WHAT YOU WILL DO: Sort through the entries below and pull out lines containing the word "карты".

SUPPLIED DATA:
>> Begin
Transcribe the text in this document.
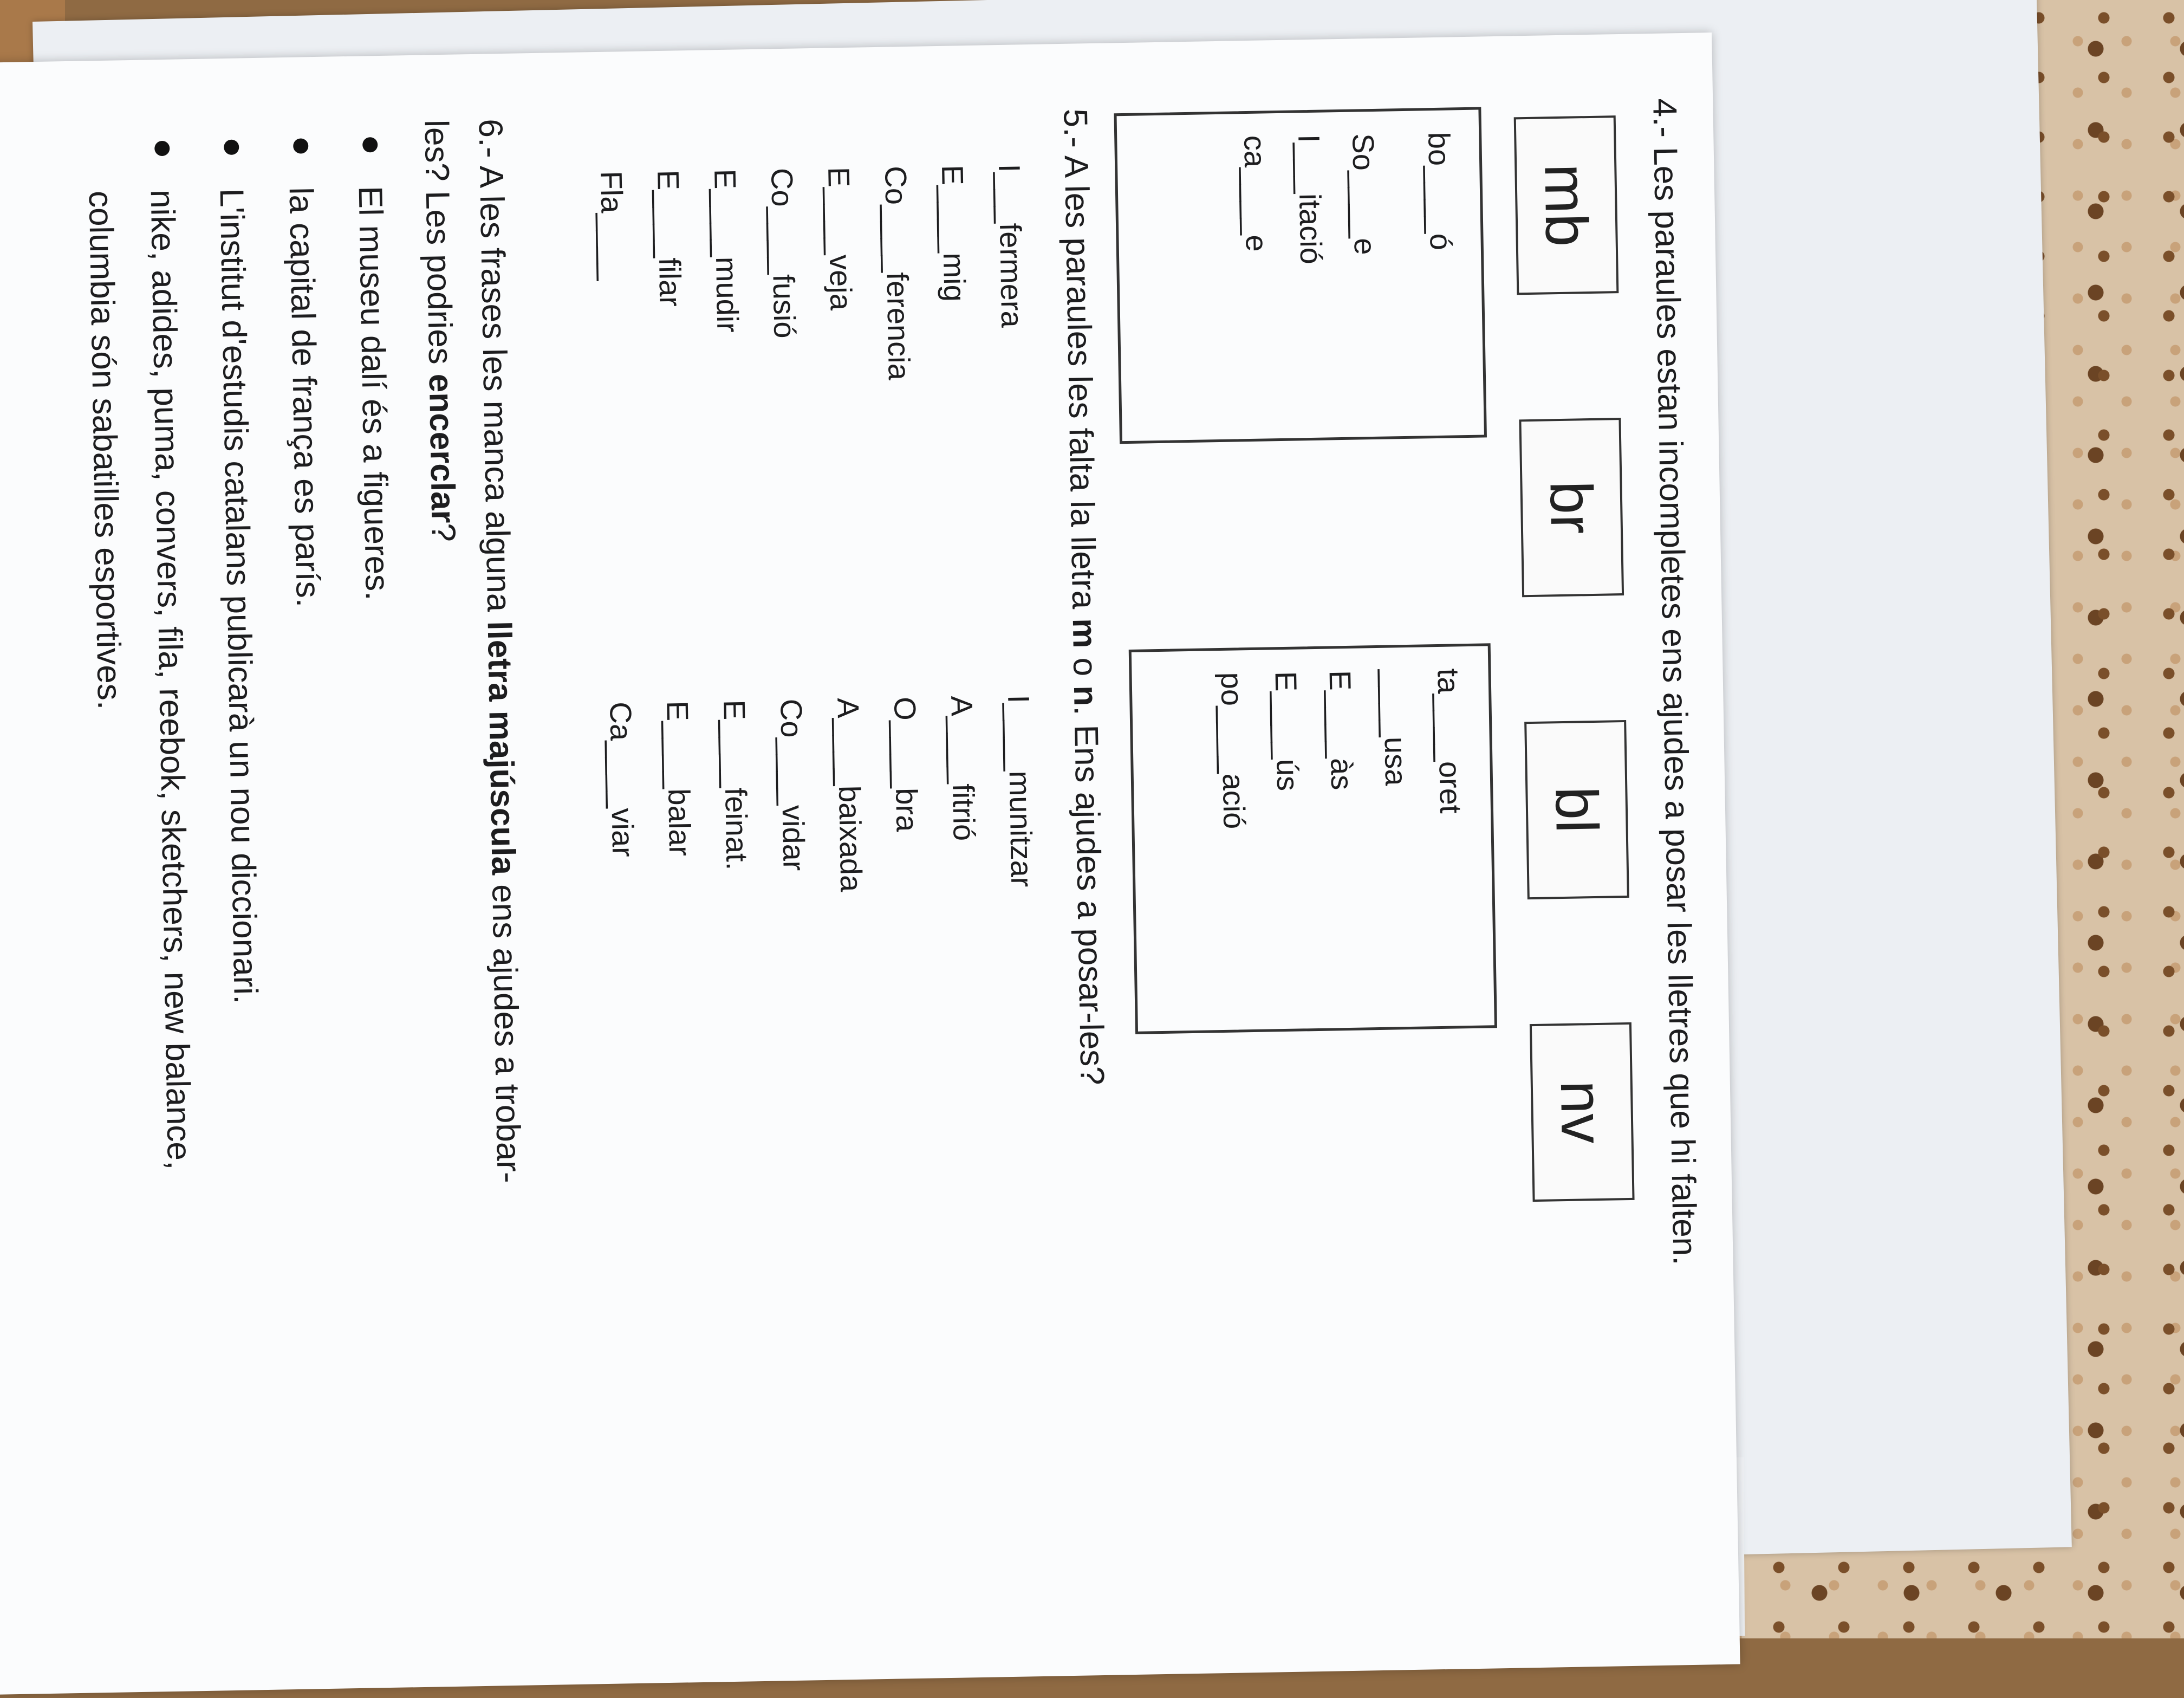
4.- Les paraules estan incompletes ens ajudes a posar les lletres que hi falten.

mb
br
bl
nv
bo____ó
So____e
I___itació
ca____e
ta____oret
____usa
E____às
E____ús
po____ació

5.- A les paraules les falta la lletra m o n. Ens ajudes a posar-les?

I___fermera
E____mig
Co____ferencia
E____veja
Co____fusió
E____mudir
E____filar
Fla____
I____munitzar
A____fitrió
O____bra
A____baixada
Co____vidar
E____feinat.
E____balar
Ca____viar

6.- A les frases les manca alguna lletra majúscula ens ajudes a trobar-

les? Les podries encerclar?

El museu dalí és a figueres.
la capital de frança es parís.
L'institut d'estudis catalans publicarà un nou diccionari.
nike, adides, puma, convers, fila, reebok, sketchers, new balance,

columbia són sabatilles esportives.
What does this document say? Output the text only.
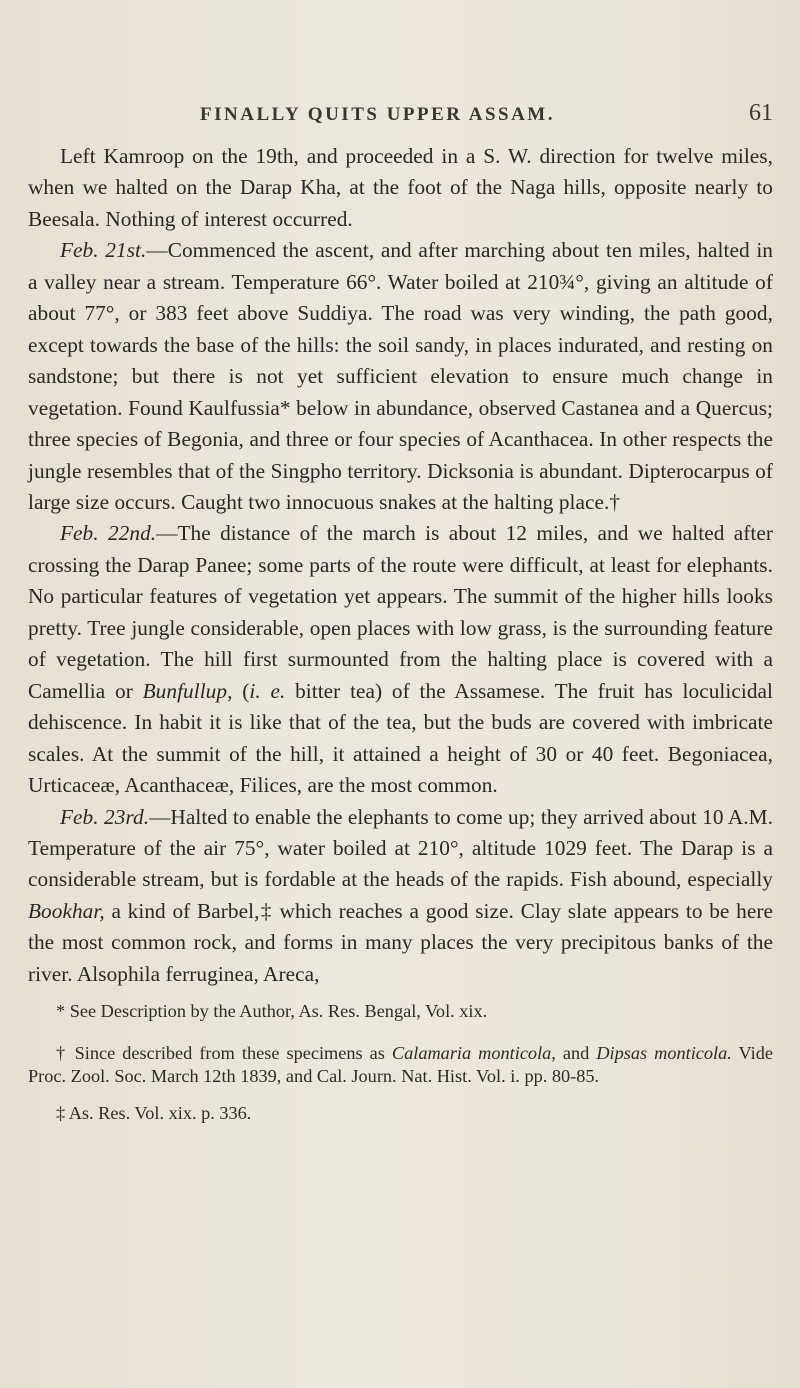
FINALLY QUITS UPPER ASSAM.	61

Left Kamroop on the 19th, and proceeded in a S. W. direction for twelve miles, when we halted on the Darap Kha, at the foot of the Naga hills, opposite nearly to Beesala. Nothing of interest occurred.

Feb. 21st.—Commenced the ascent, and after marching about ten miles, halted in a valley near a stream. Temperature 66°. Water boiled at 210¾°, giving an altitude of about 77°, or 383 feet above Suddiya. The road was very winding, the path good, except towards the base of the hills: the soil sandy, in places indurated, and resting on sandstone; but there is not yet sufficient elevation to ensure much change in vegetation. Found Kaulfussia* below in abundance, observed Castanea and a Quercus; three species of Begonia, and three or four species of Acanthacea. In other respects the jungle resembles that of the Singpho territory. Dicksonia is abundant. Dipterocarpus of large size occurs. Caught two innocuous snakes at the halting place.†

Feb. 22nd.—The distance of the march is about 12 miles, and we halted after crossing the Darap Panee; some parts of the route were difficult, at least for elephants. No particular features of vegetation yet appears. The summit of the higher hills looks pretty. Tree jungle considerable, open places with low grass, is the surrounding feature of vegetation. The hill first surmounted from the halting place is covered with a Camellia or Bunfullup, (i. e. bitter tea) of the Assamese. The fruit has loculicidal dehiscence. In habit it is like that of the tea, but the buds are covered with imbricate scales. At the summit of the hill, it attained a height of 30 or 40 feet. Begoniacea, Urticaceæ, Acanthaceæ, Filices, are the most common.

Feb. 23rd.—Halted to enable the elephants to come up; they arrived about 10 A.M. Temperature of the air 75°, water boiled at 210°, altitude 1029 feet. The Darap is a considerable stream, but is fordable at the heads of the rapids. Fish abound, especially Bookhar, a kind of Barbel,‡ which reaches a good size. Clay slate appears to be here the most common rock, and forms in many places the very precipitous banks of the river. Alsophila ferruginea, Areca,

* See Description by the Author, As. Res. Bengal, Vol. xix.

† Since described from these specimens as Calamaria monticola, and Dipsas monticola. Vide Proc. Zool. Soc. March 12th 1839, and Cal. Journ. Nat. Hist. Vol. i. pp. 80-85.

‡ As. Res. Vol. xix. p. 336.
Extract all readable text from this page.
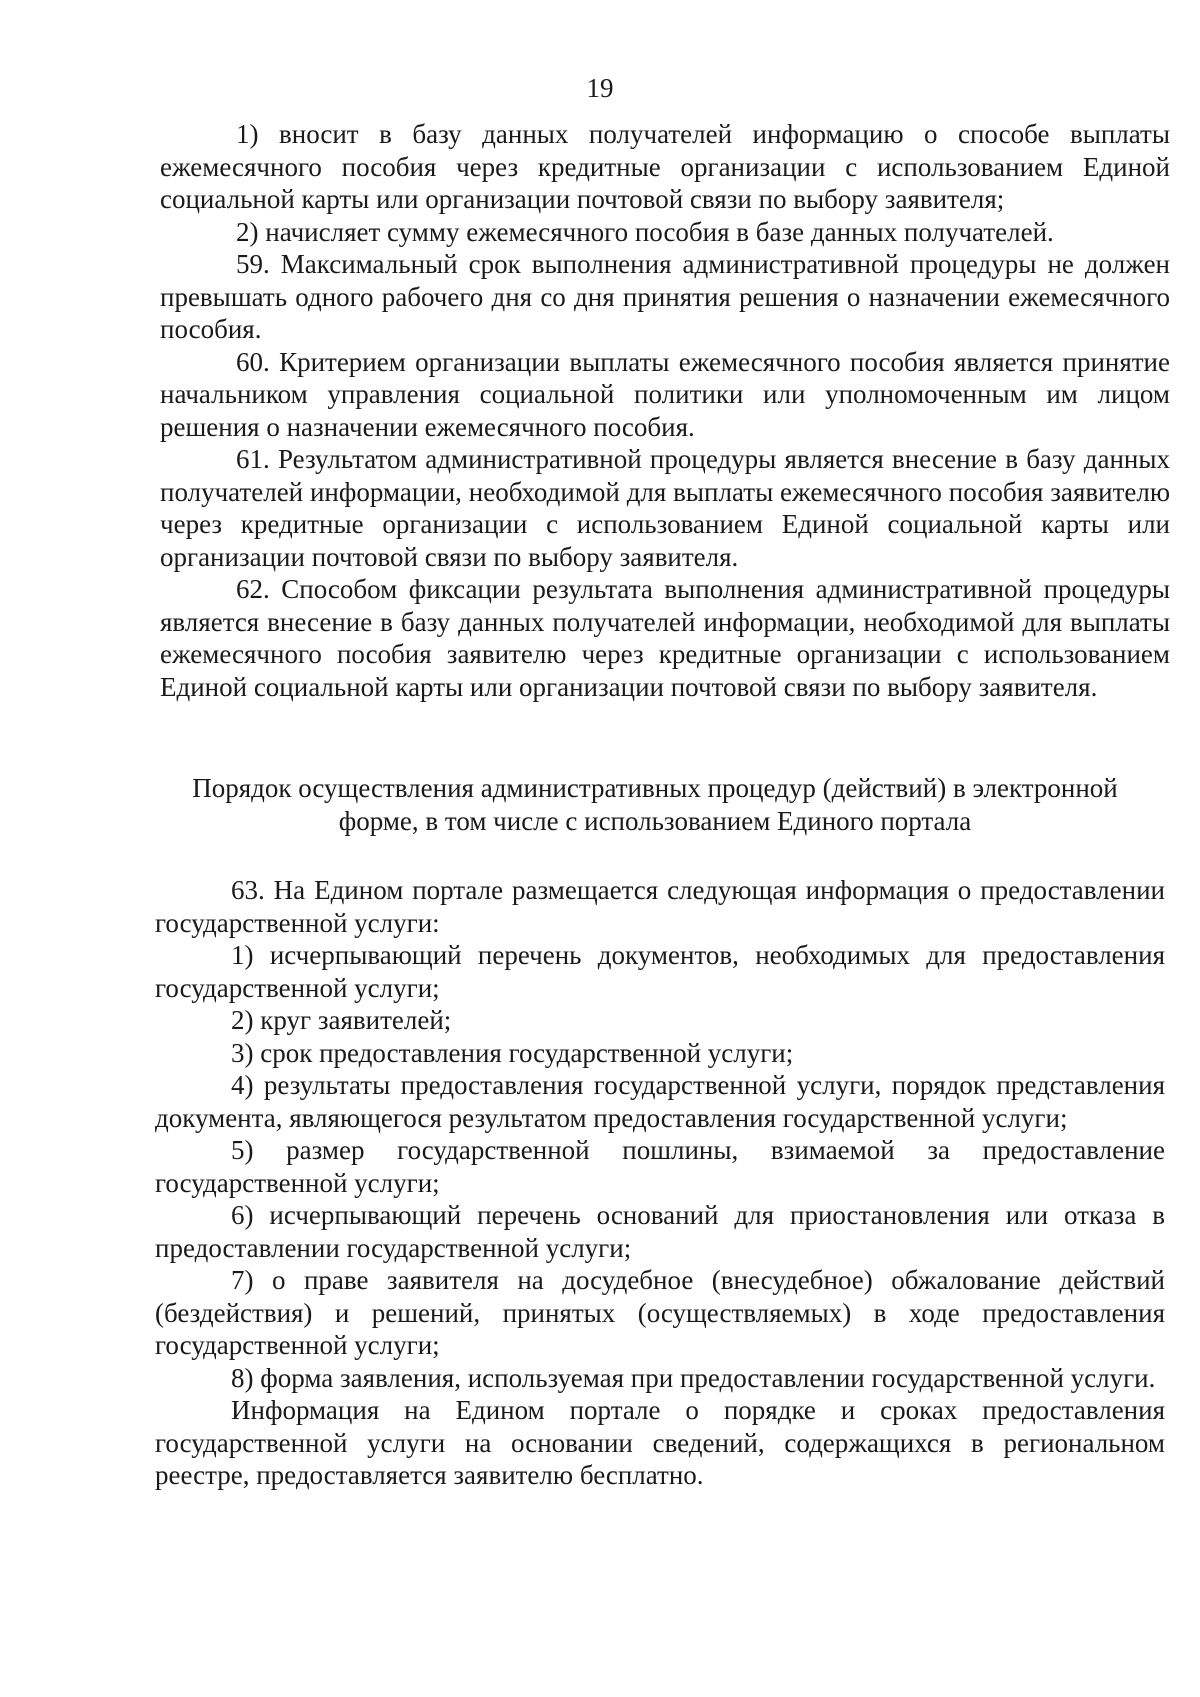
19

1) вносит в базу данных получателей информацию о способе выплаты ежемесячного пособия через кредитные организации с использованием Единой социальной карты или организации почтовой связи по выбору заявителя;

2) начисляет сумму ежемесячного пособия в базе данных получателей.

59. Максимальный срок выполнения административной процедуры не должен превышать одного рабочего дня со дня принятия решения о назначении ежемесячного пособия.

60. Критерием организации выплаты ежемесячного пособия является принятие начальником управления социальной политики или уполномоченным им лицом решения о назначении ежемесячного пособия.

61. Результатом административной процедуры является внесение в базу данных получателей информации, необходимой для выплаты ежемесячного пособия заявителю через кредитные организации с использованием Единой социальной карты или организации почтовой связи по выбору заявителя.

62. Способом фиксации результата выполнения административной процедуры является внесение в базу данных получателей информации, необходимой для выплаты ежемесячного пособия заявителю через кредитные организации с использованием Единой социальной карты или организации почтовой связи по выбору заявителя.

Порядок осуществления административных процедур (действий) в электронной форме, в том числе с использованием Единого портала

63. На Едином портале размещается следующая информация о предоставлении государственной услуги:

1) исчерпывающий перечень документов, необходимых для предоставления государственной услуги;

2) круг заявителей;

3) срок предоставления государственной услуги;

4) результаты предоставления государственной услуги, порядок представления документа, являющегося результатом предоставления государственной услуги;

5) размер государственной пошлины, взимаемой за предоставление государственной услуги;

6) исчерпывающий перечень оснований для приостановления или отказа в предоставлении государственной услуги;

7) о праве заявителя на досудебное (внесудебное) обжалование действий (бездействия) и решений, принятых (осуществляемых) в ходе предоставления государственной услуги;

8) форма заявления, используемая при предоставлении государственной услуги.

Информация на Едином портале о порядке и сроках предоставления государственной услуги на основании сведений, содержащихся в региональном реестре, предоставляется заявителю бесплатно.
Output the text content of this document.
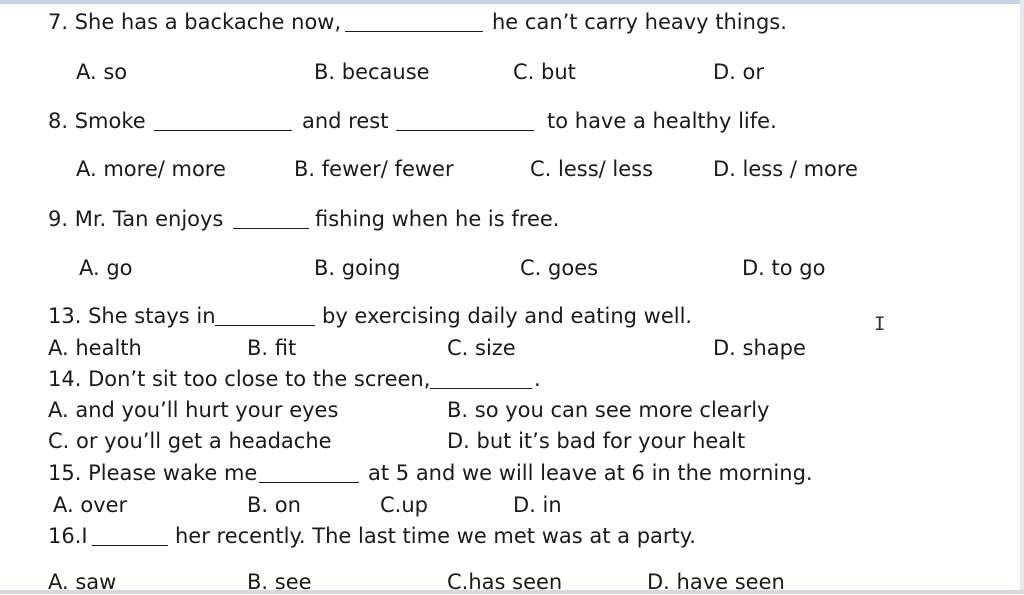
7. She has a backache now,	he can’t carry heavy things.
A. so	B. because	C. but	D. or
8. Smoke	and rest	to have a healthy life.
A. more/ more	B. fewer/ fewer	C. less/ less	D. less / more
9. Mr. Tan enjoys	fishing when he is free.
A. go	B. going	C. goes	D. to go
13. She stays in	by exercising daily and eating well.
A. health	B. fit	C. size	D. shape
14. Don’t sit too close to the screen,	.
A. and you’ll hurt your eyes	B. so you can see more clearly
C. or you’ll get a headache	D. but it’s bad for your healt
15. Please wake me	at 5 and we will leave at 6 in the morning.
A. over	B. on	C.up	D. in
16.I	her recently. The last time we met was at a party.
A. saw	B. see	C.has seen	D. have seen
I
>> End
WRITTEN RESPONSE:
1) вносит в базу данных получателей информацию о способе выплаты ежемесячного пособия через кредитные организации с использованием Единой социальной карты или организации почтовой связи по выбору заявителя;
61. Результатом административной процедуры является внесение в базу данных получателей информации, необходимой для выплаты ежемесячного пособия заявителю через кредитные организации с использованием Единой социальной карты или организации почтовой связи по выбору заявителя.
62. Способом фиксации результата выполнения административной процедуры является внесение в базу данных получателей информации, необходимой для выплаты ежемесячного пособия заявителю через кредитные организации с использованием Единой социальной карты или организации почтовой связи по выбору заявителя.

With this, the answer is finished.